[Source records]
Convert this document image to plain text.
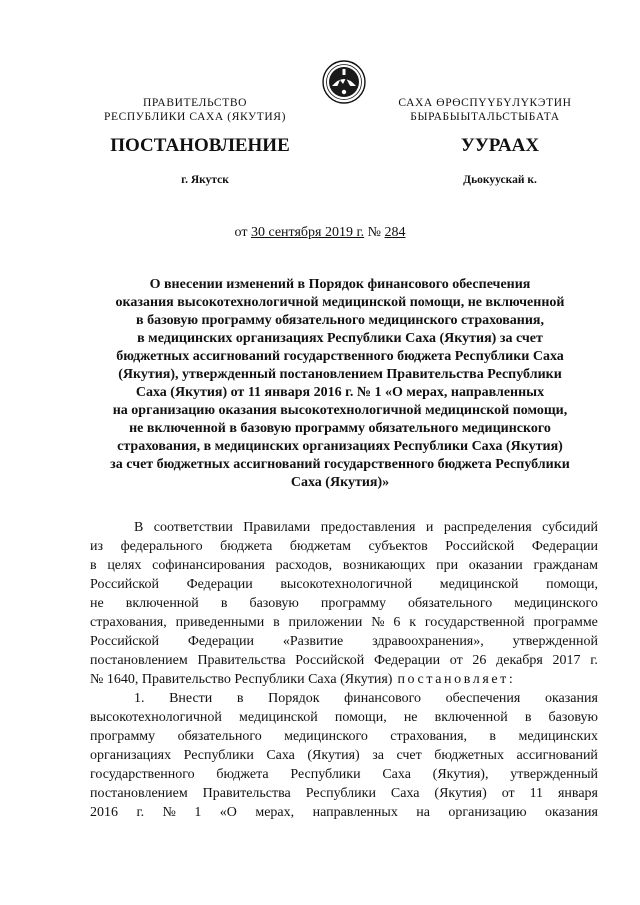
ПРАВИТЕЛЬСТВО
РЕСПУБЛИКИ САХА (ЯКУТИЯ)
САХА ӨРӨСПҮҮБҮЛҮКЭТИН
БЫРАБЫЫТАЛЬСТЫБАТА
ПОСТАНОВЛЕНИЕ	УУРААХ
г. Якутск	Дьокуускай к.
от 30 сентября 2019 г. № 284
О внесении изменений в Порядок финансового обеспечения
оказания высокотехнологичной медицинской помощи, не включенной
в базовую программу обязательного медицинского страхования,
в медицинских организациях Республики Саха (Якутия) за счет
бюджетных ассигнований государственного бюджета Республики Саха
(Якутия), утвержденный постановлением Правительства Республики
Саха (Якутия) от 11 января 2016 г. № 1 «О мерах, направленных
на организацию оказания высокотехнологичной медицинской помощи,
не включенной в базовую программу обязательного медицинского
страхования, в медицинских организациях Республики Саха (Якутия)
за счет бюджетных ассигнований государственного бюджета Республики
Саха (Якутия)»
В соответствии Правилами предоставления и распределения субсидий
из федерального бюджета бюджетам субъектов Российской Федерации
в целях софинансирования расходов, возникающих при оказании гражданам
Российской Федерации высокотехнологичной медицинской помощи,
не включенной в базовую программу обязательного медицинского
страхования, приведенными в приложении № 6 к государственной программе
Российской Федерации «Развитие здравоохранения», утвержденной
постановлением Правительства Российской Федерации от 26 декабря 2017 г.
№ 1640, Правительство Республики Саха (Якутия) постановляет:
1. Внести в Порядок финансового обеспечения оказания
высокотехнологичной медицинской помощи, не включенной в базовую
программу обязательного медицинского страхования, в медицинских
организациях Республики Саха (Якутия) за счет бюджетных ассигнований
государственного бюджета Республики Саха (Якутия), утвержденный
постановлением Правительства Республики Саха (Якутия) от 11 января
2016 г. № 1 «О мерах, направленных на организацию оказания
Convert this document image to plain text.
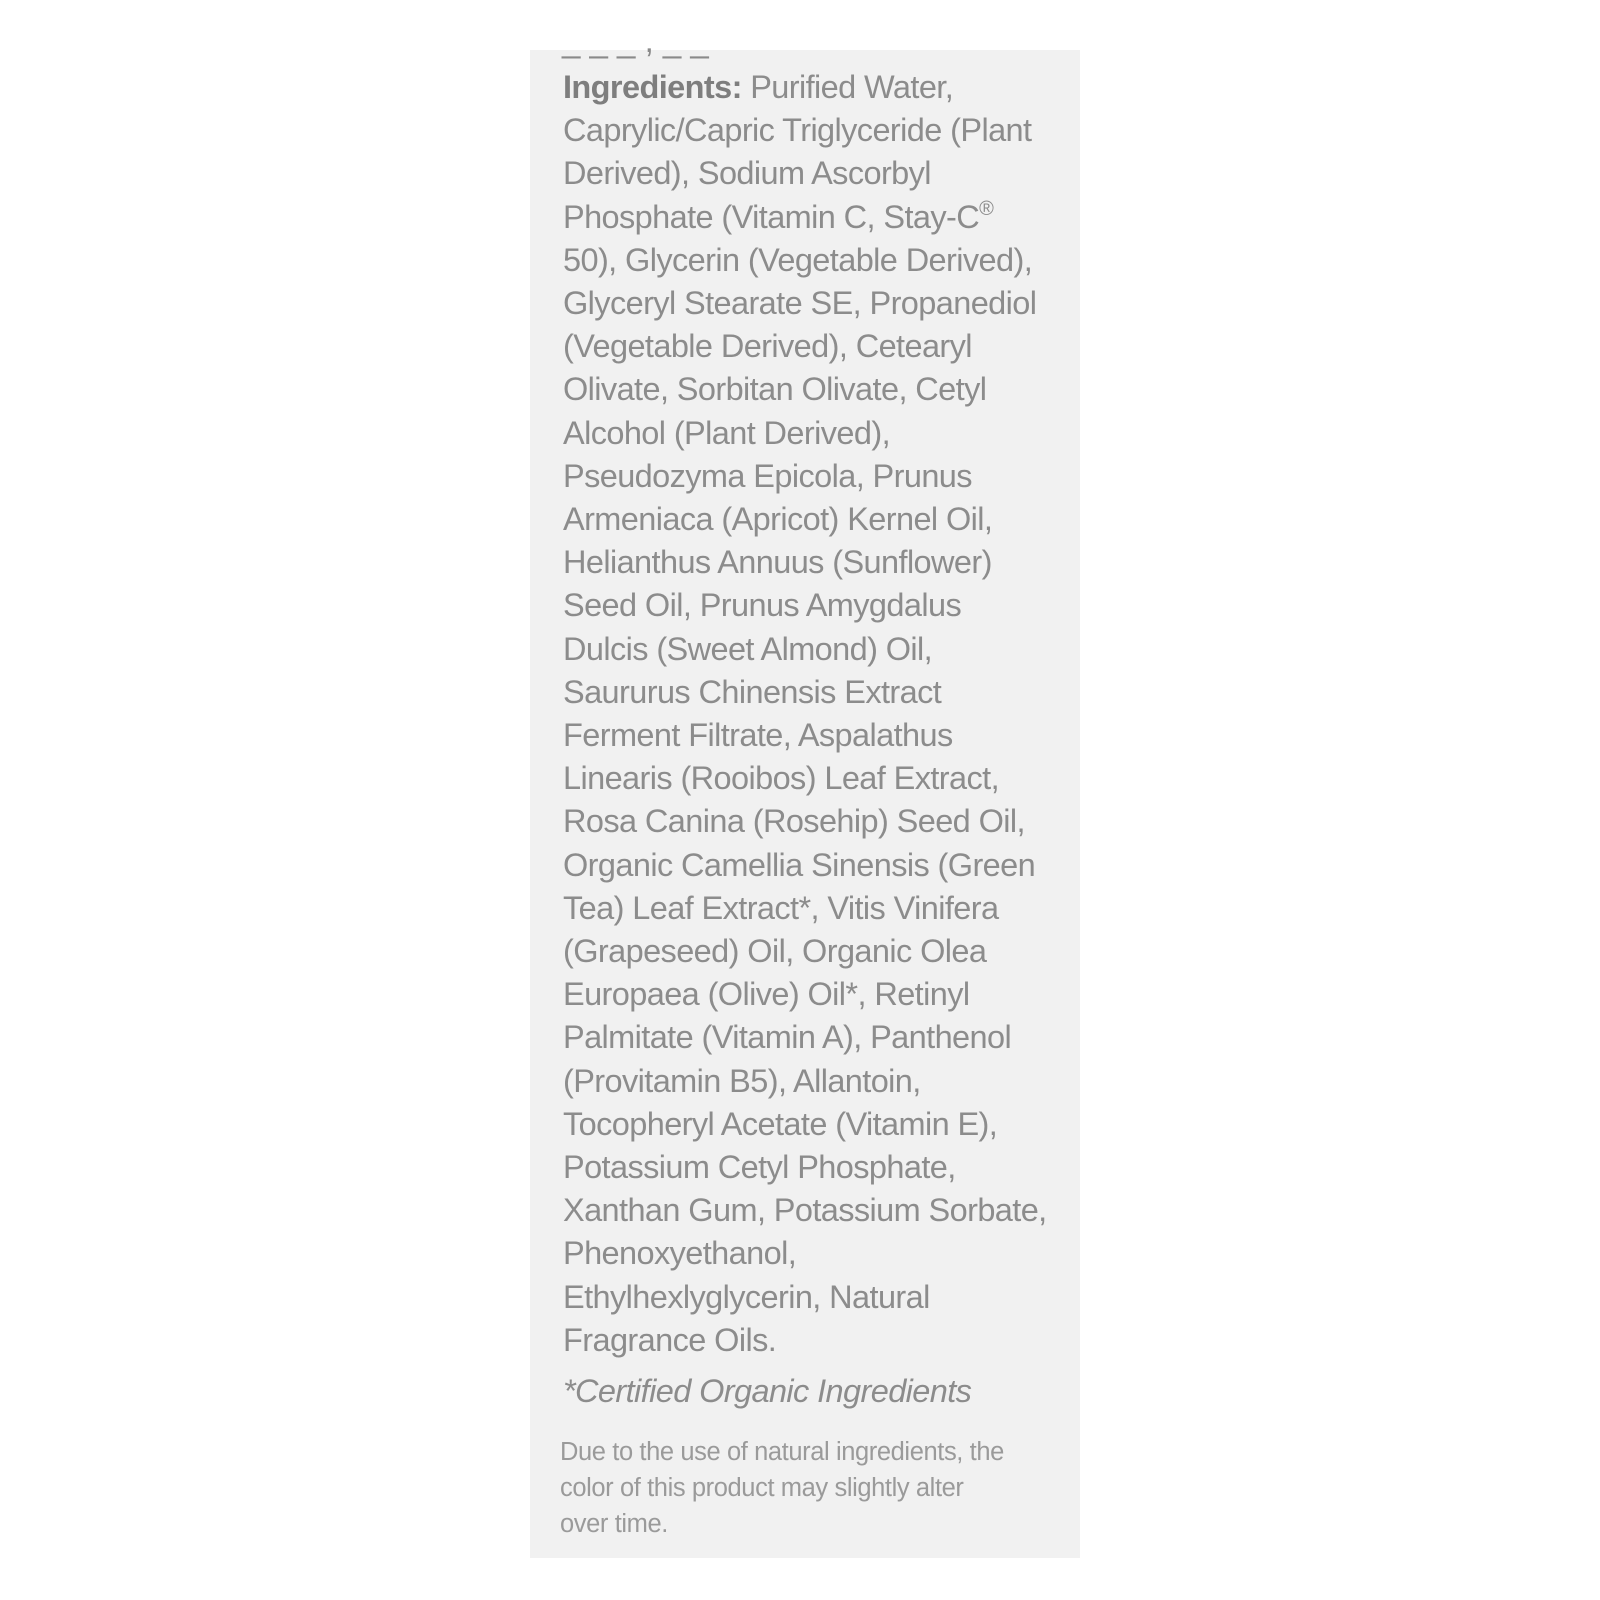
_ _ _ , _ _

Ingredients: Purified Water,
Caprylic/Capric Triglyceride (Plant
Derived), Sodium Ascorbyl
Phosphate (Vitamin C, Stay-C®
50), Glycerin (Vegetable Derived),
Glyceryl Stearate SE, Propanediol
(Vegetable Derived), Cetearyl
Olivate, Sorbitan Olivate, Cetyl
Alcohol (Plant Derived),
Pseudozyma Epicola, Prunus
Armeniaca (Apricot) Kernel Oil,
Helianthus Annuus (Sunflower)
Seed Oil, Prunus Amygdalus
Dulcis (Sweet Almond) Oil,
Saururus Chinensis Extract
Ferment Filtrate, Aspalathus
Linearis (Rooibos) Leaf Extract,
Rosa Canina (Rosehip) Seed Oil,
Organic Camellia Sinensis (Green
Tea) Leaf Extract*, Vitis Vinifera
(Grapeseed) Oil, Organic Olea
Europaea (Olive) Oil*, Retinyl
Palmitate (Vitamin A), Panthenol
(Provitamin B5), Allantoin,
Tocopheryl Acetate (Vitamin E),
Potassium Cetyl Phosphate,
Xanthan Gum, Potassium Sorbate,
Phenoxyethanol,
Ethylhexlyglycerin, Natural
Fragrance Oils.

*Certified Organic Ingredients

Due to the use of natural ingredients, the
color of this product may slightly alter
over time.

→ **Task brief**
Every line of the listing that holds "Российской" should be found and copied.

→ **Expected output**
из федерального бюджета бюджетам субъектов Российской Федерации
Российской Федерации высокотехнологичной медицинской помощи,
Российской Федерации «Развитие здравоохранения», утвержденной
постановлением Правительства Российской Федерации от 26 декабря 2017 г.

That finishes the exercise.